◆ Set exercise: Repeat the material below exactly, with no pictures.

◆ Extracted material:
==========
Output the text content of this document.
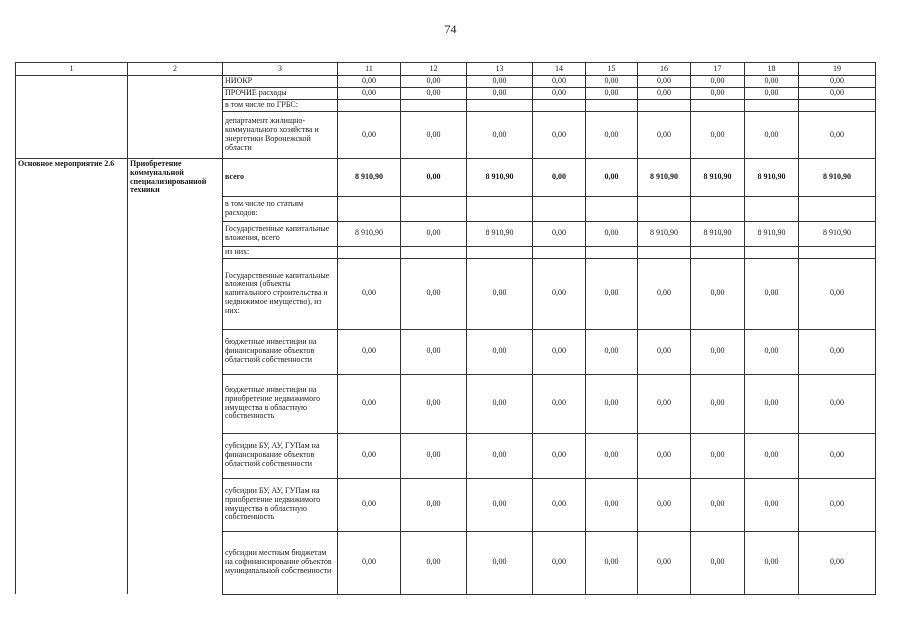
74
1	2	3	11	12	13	14	15	16	17	18	19
		НИОКР	0,00	0,00	0,00	0,00	0,00	0,00	0,00	0,00	0,00
		ПРОЧИЕ расходы	0,00	0,00	0,00	0,00	0,00	0,00	0,00	0,00	0,00
		в том числе по ГРБС:									
		департамент жилищно-коммунального хозяйства и энергетики Воронежской области	0,00	0,00	0,00	0,00	0,00	0,00	0,00	0,00	0,00
Основное мероприятие 2.6	Приобретение коммунальной специализированной техники	всего	8 910,90	0,00	8 910,90	0,00	0,00	8 910,90	8 910,90	8 910,90	8 910,90
		в том числе по статьям расходов:									
		Государственные капитальные вложения, всего	8 910,90	0,00	8 910,90	0,00	0,00	8 910,90	8 910,90	8 910,90	8 910,90
		из них:									
		Государственные капитальные вложения (объекты капитального строительства и недвижимое имущество), из них:	0,00	0,00	0,00	0,00	0,00	0,00	0,00	0,00	0,00
		бюджетные инвестиции на финансирование объектов областной собственности	0,00	0,00	0,00	0,00	0,00	0,00	0,00	0,00	0,00
		бюджетные инвестиции на приобретение недвижимого имущества в областную собственность	0,00	0,00	0,00	0,00	0,00	0,00	0,00	0,00	0,00
		субсидии БУ, АУ, ГУПам на финансирование объектов областной собственности	0,00	0,00	0,00	0,00	0,00	0,00	0,00	0,00	0,00
		субсидии БУ, АУ, ГУПам на приобретение недвижимого имущества в областную собственность	0,00	0,00	0,00	0,00	0,00	0,00	0,00	0,00	0,00
		субсидии местным бюджетам на софинансирование объектов муниципальной собственности	0,00	0,00	0,00	0,00	0,00	0,00	0,00	0,00	0,00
==========
◆ Task output:
Output the text content of this document.
74
1	2	3	11	12	13	14	15	16	17	18	19
		НИОКР	0,00	0,00	0,00	0,00	0,00	0,00	0,00	0,00	0,00
		ПРОЧИЕ расходы	0,00	0,00	0,00	0,00	0,00	0,00	0,00	0,00	0,00
		в том числе по ГРБС:									
		департамент жилищно-коммунального хозяйства и энергетики Воронежской области	0,00	0,00	0,00	0,00	0,00	0,00	0,00	0,00	0,00
Основное мероприятие 2.6	Приобретение коммунальной специализированной техники	всего	8 910,90	0,00	8 910,90	0,00	0,00	8 910,90	8 910,90	8 910,90	8 910,90
		в том числе по статьям расходов:									
		Государственные капитальные вложения, всего	8 910,90	0,00	8 910,90	0,00	0,00	8 910,90	8 910,90	8 910,90	8 910,90
		из них:									
		Государственные капитальные вложения (объекты капитального строительства и недвижимое имущество), из них:	0,00	0,00	0,00	0,00	0,00	0,00	0,00	0,00	0,00
		бюджетные инвестиции на финансирование объектов областной собственности	0,00	0,00	0,00	0,00	0,00	0,00	0,00	0,00	0,00
		бюджетные инвестиции на приобретение недвижимого имущества в областную собственность	0,00	0,00	0,00	0,00	0,00	0,00	0,00	0,00	0,00
		субсидии БУ, АУ, ГУПам на финансирование объектов областной собственности	0,00	0,00	0,00	0,00	0,00	0,00	0,00	0,00	0,00
		субсидии БУ, АУ, ГУПам на приобретение недвижимого имущества в областную собственность	0,00	0,00	0,00	0,00	0,00	0,00	0,00	0,00	0,00
		субсидии местным бюджетам на софинансирование объектов муниципальной собственности	0,00	0,00	0,00	0,00	0,00	0,00	0,00	0,00	0,00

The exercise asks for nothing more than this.